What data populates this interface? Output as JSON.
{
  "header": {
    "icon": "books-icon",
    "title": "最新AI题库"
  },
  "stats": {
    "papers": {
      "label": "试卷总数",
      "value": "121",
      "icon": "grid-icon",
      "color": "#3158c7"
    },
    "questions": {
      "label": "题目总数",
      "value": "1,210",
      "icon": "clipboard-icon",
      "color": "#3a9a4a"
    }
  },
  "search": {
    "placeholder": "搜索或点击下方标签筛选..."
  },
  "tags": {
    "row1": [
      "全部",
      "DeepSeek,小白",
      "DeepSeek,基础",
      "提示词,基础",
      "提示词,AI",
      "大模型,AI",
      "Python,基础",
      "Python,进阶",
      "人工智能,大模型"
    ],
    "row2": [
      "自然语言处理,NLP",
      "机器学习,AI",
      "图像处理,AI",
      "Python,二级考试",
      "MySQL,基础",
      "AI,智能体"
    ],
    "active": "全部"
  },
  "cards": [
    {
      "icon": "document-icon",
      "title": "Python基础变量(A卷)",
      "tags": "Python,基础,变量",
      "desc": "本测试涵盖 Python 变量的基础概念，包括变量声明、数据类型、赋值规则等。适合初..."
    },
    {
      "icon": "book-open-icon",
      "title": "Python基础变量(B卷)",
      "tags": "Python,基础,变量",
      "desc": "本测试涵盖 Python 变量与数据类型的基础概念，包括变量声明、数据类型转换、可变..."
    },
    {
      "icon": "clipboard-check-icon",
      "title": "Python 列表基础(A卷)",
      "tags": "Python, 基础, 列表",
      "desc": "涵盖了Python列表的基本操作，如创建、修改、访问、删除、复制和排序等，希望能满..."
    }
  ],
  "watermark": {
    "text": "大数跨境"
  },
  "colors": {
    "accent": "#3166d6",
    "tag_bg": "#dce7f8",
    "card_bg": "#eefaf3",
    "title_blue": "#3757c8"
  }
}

==========

◆ TASK BRIEF: Reproduce the material above without altering a single character.

◆ RESPONSE:
What data populates this interface? Output as JSON.
{
  "header": {
    "icon": "books-icon",
    "title": "最新AI题库"
  },
  "stats": {
    "papers": {
      "label": "试卷总数",
      "value": "121",
      "icon": "grid-icon",
      "color": "#3158c7"
    },
    "questions": {
      "label": "题目总数",
      "value": "1,210",
      "icon": "clipboard-icon",
      "color": "#3a9a4a"
    }
  },
  "search": {
    "placeholder": "搜索或点击下方标签筛选..."
  },
  "tags": {
    "row1": [
      "全部",
      "DeepSeek,小白",
      "DeepSeek,基础",
      "提示词,基础",
      "提示词,AI",
      "大模型,AI",
      "Python,基础",
      "Python,进阶",
      "人工智能,大模型"
    ],
    "row2": [
      "自然语言处理,NLP",
      "机器学习,AI",
      "图像处理,AI",
      "Python,二级考试",
      "MySQL,基础",
      "AI,智能体"
    ],
    "active": "全部"
  },
  "cards": [
    {
      "icon": "document-icon",
      "title": "Python基础变量(A卷)",
      "tags": "Python,基础,变量",
      "desc": "本测试涵盖 Python 变量的基础概念，包括变量声明、数据类型、赋值规则等。适合初..."
    },
    {
      "icon": "book-open-icon",
      "title": "Python基础变量(B卷)",
      "tags": "Python,基础,变量",
      "desc": "本测试涵盖 Python 变量与数据类型的基础概念，包括变量声明、数据类型转换、可变..."
    },
    {
      "icon": "clipboard-check-icon",
      "title": "Python 列表基础(A卷)",
      "tags": "Python, 基础, 列表",
      "desc": "涵盖了Python列表的基本操作，如创建、修改、访问、删除、复制和排序等，希望能满..."
    }
  ],
  "watermark": {
    "text": "大数跨境"
  },
  "colors": {
    "accent": "#3166d6",
    "tag_bg": "#dce7f8",
    "card_bg": "#eefaf3",
    "title_blue": "#3757c8"
  }
}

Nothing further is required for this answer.